**WRITTEN INSTRUCTION**
Copy every record below exactly.

**SUPPLIED RECORDS**
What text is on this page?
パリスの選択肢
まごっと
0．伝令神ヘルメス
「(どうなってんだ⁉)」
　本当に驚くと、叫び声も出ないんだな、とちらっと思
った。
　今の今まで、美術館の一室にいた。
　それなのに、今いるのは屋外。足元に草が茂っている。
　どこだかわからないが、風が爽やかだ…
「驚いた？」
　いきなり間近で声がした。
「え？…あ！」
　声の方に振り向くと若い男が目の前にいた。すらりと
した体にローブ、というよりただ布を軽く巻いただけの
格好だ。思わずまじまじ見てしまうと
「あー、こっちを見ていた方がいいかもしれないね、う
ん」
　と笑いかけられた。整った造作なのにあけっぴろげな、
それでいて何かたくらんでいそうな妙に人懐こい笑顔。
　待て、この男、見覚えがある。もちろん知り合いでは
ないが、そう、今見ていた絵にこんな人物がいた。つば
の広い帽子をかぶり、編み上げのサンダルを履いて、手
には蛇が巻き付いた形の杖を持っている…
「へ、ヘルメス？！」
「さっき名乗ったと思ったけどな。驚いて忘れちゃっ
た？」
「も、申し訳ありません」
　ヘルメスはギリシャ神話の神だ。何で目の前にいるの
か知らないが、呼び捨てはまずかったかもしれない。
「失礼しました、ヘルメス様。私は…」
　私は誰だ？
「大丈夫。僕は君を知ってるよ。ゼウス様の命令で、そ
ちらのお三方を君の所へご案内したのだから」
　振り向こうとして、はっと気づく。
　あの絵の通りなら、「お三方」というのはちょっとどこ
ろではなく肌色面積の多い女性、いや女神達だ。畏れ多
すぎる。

**RESULT BELOW**
What text is on this page?
パリスの選択肢
まごっと
0．伝令神ヘルメス
「(どうなってんだ⁉)」
　本当に驚くと、叫び声も出ないんだな、とちらっと思
った。
　今の今まで、美術館の一室にいた。
　それなのに、今いるのは屋外。足元に草が茂っている。
　どこだかわからないが、風が爽やかだ…
「驚いた？」
　いきなり間近で声がした。
「え？…あ！」
　声の方に振り向くと若い男が目の前にいた。すらりと
した体にローブ、というよりただ布を軽く巻いただけの
格好だ。思わずまじまじ見てしまうと
「あー、こっちを見ていた方がいいかもしれないね、う
ん」
　と笑いかけられた。整った造作なのにあけっぴろげな、
それでいて何かたくらんでいそうな妙に人懐こい笑顔。
　待て、この男、見覚えがある。もちろん知り合いでは
ないが、そう、今見ていた絵にこんな人物がいた。つば
の広い帽子をかぶり、編み上げのサンダルを履いて、手
には蛇が巻き付いた形の杖を持っている…
「へ、ヘルメス？！」
「さっき名乗ったと思ったけどな。驚いて忘れちゃっ
た？」
「も、申し訳ありません」
　ヘルメスはギリシャ神話の神だ。何で目の前にいるの
か知らないが、呼び捨てはまずかったかもしれない。
「失礼しました、ヘルメス様。私は…」
　私は誰だ？
「大丈夫。僕は君を知ってるよ。ゼウス様の命令で、そ
ちらのお三方を君の所へご案内したのだから」
　振り向こうとして、はっと気づく。
　あの絵の通りなら、「お三方」というのはちょっとどこ
ろではなく肌色面積の多い女性、いや女神達だ。畏れ多
すぎる。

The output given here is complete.